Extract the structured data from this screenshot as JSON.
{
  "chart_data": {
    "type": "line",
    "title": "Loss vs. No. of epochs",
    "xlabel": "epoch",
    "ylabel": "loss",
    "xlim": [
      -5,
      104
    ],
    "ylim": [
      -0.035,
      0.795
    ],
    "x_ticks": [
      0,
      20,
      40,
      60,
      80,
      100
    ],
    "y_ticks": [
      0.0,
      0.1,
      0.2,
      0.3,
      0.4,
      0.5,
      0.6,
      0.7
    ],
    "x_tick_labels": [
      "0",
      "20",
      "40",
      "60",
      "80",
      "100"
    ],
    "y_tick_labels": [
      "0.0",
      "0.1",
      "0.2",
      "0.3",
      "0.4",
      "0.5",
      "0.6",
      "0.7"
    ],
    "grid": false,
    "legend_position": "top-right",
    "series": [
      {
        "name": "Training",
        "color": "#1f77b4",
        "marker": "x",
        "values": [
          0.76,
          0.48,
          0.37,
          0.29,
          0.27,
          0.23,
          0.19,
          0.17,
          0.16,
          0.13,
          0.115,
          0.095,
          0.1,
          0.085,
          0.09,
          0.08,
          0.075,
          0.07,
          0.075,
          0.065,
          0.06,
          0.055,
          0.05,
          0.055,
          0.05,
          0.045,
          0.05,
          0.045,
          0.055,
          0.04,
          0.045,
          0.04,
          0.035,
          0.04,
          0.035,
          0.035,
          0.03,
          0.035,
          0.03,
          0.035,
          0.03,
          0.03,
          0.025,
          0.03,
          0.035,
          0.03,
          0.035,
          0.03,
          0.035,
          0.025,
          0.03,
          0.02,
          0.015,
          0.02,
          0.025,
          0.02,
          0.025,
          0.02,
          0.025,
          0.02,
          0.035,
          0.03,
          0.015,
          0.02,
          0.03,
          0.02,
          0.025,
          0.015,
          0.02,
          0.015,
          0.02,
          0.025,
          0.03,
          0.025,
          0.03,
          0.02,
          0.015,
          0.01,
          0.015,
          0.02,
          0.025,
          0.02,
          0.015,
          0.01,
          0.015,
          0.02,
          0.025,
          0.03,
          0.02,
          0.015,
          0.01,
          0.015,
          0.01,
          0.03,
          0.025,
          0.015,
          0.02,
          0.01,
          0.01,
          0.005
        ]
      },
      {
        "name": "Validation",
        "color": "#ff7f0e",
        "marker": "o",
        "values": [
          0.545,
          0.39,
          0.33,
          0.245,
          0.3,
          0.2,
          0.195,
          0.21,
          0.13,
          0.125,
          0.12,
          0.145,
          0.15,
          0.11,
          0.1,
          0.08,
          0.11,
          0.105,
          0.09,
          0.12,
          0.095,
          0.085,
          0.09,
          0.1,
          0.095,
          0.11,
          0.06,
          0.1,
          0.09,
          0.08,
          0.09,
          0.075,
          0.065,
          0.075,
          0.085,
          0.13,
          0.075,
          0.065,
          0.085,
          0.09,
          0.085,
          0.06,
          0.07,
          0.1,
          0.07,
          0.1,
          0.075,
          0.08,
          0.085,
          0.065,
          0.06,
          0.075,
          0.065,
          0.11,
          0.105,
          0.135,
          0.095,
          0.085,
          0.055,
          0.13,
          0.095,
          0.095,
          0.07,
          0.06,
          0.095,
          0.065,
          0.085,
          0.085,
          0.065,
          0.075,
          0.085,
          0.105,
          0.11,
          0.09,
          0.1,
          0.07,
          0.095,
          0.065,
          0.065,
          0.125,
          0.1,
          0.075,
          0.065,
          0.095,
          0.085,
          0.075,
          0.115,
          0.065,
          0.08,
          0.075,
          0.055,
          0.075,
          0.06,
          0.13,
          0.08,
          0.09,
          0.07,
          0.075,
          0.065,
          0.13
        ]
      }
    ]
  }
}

EXERCISE
Copy all data exactly, start to finish.

RESULT BELOW
Extract the structured data from this screenshot as JSON.
{
  "chart_data": {
    "type": "line",
    "title": "Loss vs. No. of epochs",
    "xlabel": "epoch",
    "ylabel": "loss",
    "xlim": [
      -5,
      104
    ],
    "ylim": [
      -0.035,
      0.795
    ],
    "x_ticks": [
      0,
      20,
      40,
      60,
      80,
      100
    ],
    "y_ticks": [
      0.0,
      0.1,
      0.2,
      0.3,
      0.4,
      0.5,
      0.6,
      0.7
    ],
    "x_tick_labels": [
      "0",
      "20",
      "40",
      "60",
      "80",
      "100"
    ],
    "y_tick_labels": [
      "0.0",
      "0.1",
      "0.2",
      "0.3",
      "0.4",
      "0.5",
      "0.6",
      "0.7"
    ],
    "grid": false,
    "legend_position": "top-right",
    "series": [
      {
        "name": "Training",
        "color": "#1f77b4",
        "marker": "x",
        "values": [
          0.76,
          0.48,
          0.37,
          0.29,
          0.27,
          0.23,
          0.19,
          0.17,
          0.16,
          0.13,
          0.115,
          0.095,
          0.1,
          0.085,
          0.09,
          0.08,
          0.075,
          0.07,
          0.075,
          0.065,
          0.06,
          0.055,
          0.05,
          0.055,
          0.05,
          0.045,
          0.05,
          0.045,
          0.055,
          0.04,
          0.045,
          0.04,
          0.035,
          0.04,
          0.035,
          0.035,
          0.03,
          0.035,
          0.03,
          0.035,
          0.03,
          0.03,
          0.025,
          0.03,
          0.035,
          0.03,
          0.035,
          0.03,
          0.035,
          0.025,
          0.03,
          0.02,
          0.015,
          0.02,
          0.025,
          0.02,
          0.025,
          0.02,
          0.025,
          0.02,
          0.035,
          0.03,
          0.015,
          0.02,
          0.03,
          0.02,
          0.025,
          0.015,
          0.02,
          0.015,
          0.02,
          0.025,
          0.03,
          0.025,
          0.03,
          0.02,
          0.015,
          0.01,
          0.015,
          0.02,
          0.025,
          0.02,
          0.015,
          0.01,
          0.015,
          0.02,
          0.025,
          0.03,
          0.02,
          0.015,
          0.01,
          0.015,
          0.01,
          0.03,
          0.025,
          0.015,
          0.02,
          0.01,
          0.01,
          0.005
        ]
      },
      {
        "name": "Validation",
        "color": "#ff7f0e",
        "marker": "o",
        "values": [
          0.545,
          0.39,
          0.33,
          0.245,
          0.3,
          0.2,
          0.195,
          0.21,
          0.13,
          0.125,
          0.12,
          0.145,
          0.15,
          0.11,
          0.1,
          0.08,
          0.11,
          0.105,
          0.09,
          0.12,
          0.095,
          0.085,
          0.09,
          0.1,
          0.095,
          0.11,
          0.06,
          0.1,
          0.09,
          0.08,
          0.09,
          0.075,
          0.065,
          0.075,
          0.085,
          0.13,
          0.075,
          0.065,
          0.085,
          0.09,
          0.085,
          0.06,
          0.07,
          0.1,
          0.07,
          0.1,
          0.075,
          0.08,
          0.085,
          0.065,
          0.06,
          0.075,
          0.065,
          0.11,
          0.105,
          0.135,
          0.095,
          0.085,
          0.055,
          0.13,
          0.095,
          0.095,
          0.07,
          0.06,
          0.095,
          0.065,
          0.085,
          0.085,
          0.065,
          0.075,
          0.085,
          0.105,
          0.11,
          0.09,
          0.1,
          0.07,
          0.095,
          0.065,
          0.065,
          0.125,
          0.1,
          0.075,
          0.065,
          0.095,
          0.085,
          0.075,
          0.115,
          0.065,
          0.08,
          0.075,
          0.055,
          0.075,
          0.06,
          0.13,
          0.08,
          0.09,
          0.07,
          0.075,
          0.065,
          0.13
        ]
      }
    ]
  }
}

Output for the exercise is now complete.